#### [Work required]
Copy all of the records below verbatim.

[Data entries]
"""

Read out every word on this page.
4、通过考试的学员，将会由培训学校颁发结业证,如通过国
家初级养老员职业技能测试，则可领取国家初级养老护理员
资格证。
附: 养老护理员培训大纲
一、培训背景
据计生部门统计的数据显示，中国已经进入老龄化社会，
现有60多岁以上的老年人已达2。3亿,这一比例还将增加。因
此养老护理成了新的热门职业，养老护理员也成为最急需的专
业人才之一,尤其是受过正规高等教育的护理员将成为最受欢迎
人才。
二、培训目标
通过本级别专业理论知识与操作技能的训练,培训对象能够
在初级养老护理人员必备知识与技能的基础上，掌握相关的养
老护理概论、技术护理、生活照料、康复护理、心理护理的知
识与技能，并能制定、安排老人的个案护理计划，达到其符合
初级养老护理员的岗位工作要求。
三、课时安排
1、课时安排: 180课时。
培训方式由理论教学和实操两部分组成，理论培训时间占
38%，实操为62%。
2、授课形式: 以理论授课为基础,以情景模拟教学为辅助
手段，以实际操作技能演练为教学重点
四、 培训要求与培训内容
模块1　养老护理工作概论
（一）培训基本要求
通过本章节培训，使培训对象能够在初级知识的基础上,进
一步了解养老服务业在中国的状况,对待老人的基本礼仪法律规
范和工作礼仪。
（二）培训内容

"""

#### [Finished exercise]
Read out every word on this page.
4、通过考试的学员，将会由培训学校颁发结业证,如通过国
家初级养老员职业技能测试，则可领取国家初级养老护理员
资格证。
附: 养老护理员培训大纲
一、培训背景
据计生部门统计的数据显示，中国已经进入老龄化社会，
现有60多岁以上的老年人已达2。3亿,这一比例还将增加。因
此养老护理成了新的热门职业，养老护理员也成为最急需的专
业人才之一,尤其是受过正规高等教育的护理员将成为最受欢迎
人才。
二、培训目标
通过本级别专业理论知识与操作技能的训练,培训对象能够
在初级养老护理人员必备知识与技能的基础上，掌握相关的养
老护理概论、技术护理、生活照料、康复护理、心理护理的知
识与技能，并能制定、安排老人的个案护理计划，达到其符合
初级养老护理员的岗位工作要求。
三、课时安排
1、课时安排: 180课时。
培训方式由理论教学和实操两部分组成，理论培训时间占
38%，实操为62%。
2、授课形式: 以理论授课为基础,以情景模拟教学为辅助
手段，以实际操作技能演练为教学重点
四、 培训要求与培训内容
模块1　养老护理工作概论
（一）培训基本要求
通过本章节培训，使培训对象能够在初级知识的基础上,进
一步了解养老服务业在中国的状况,对待老人的基本礼仪法律规
范和工作礼仪。
（二）培训内容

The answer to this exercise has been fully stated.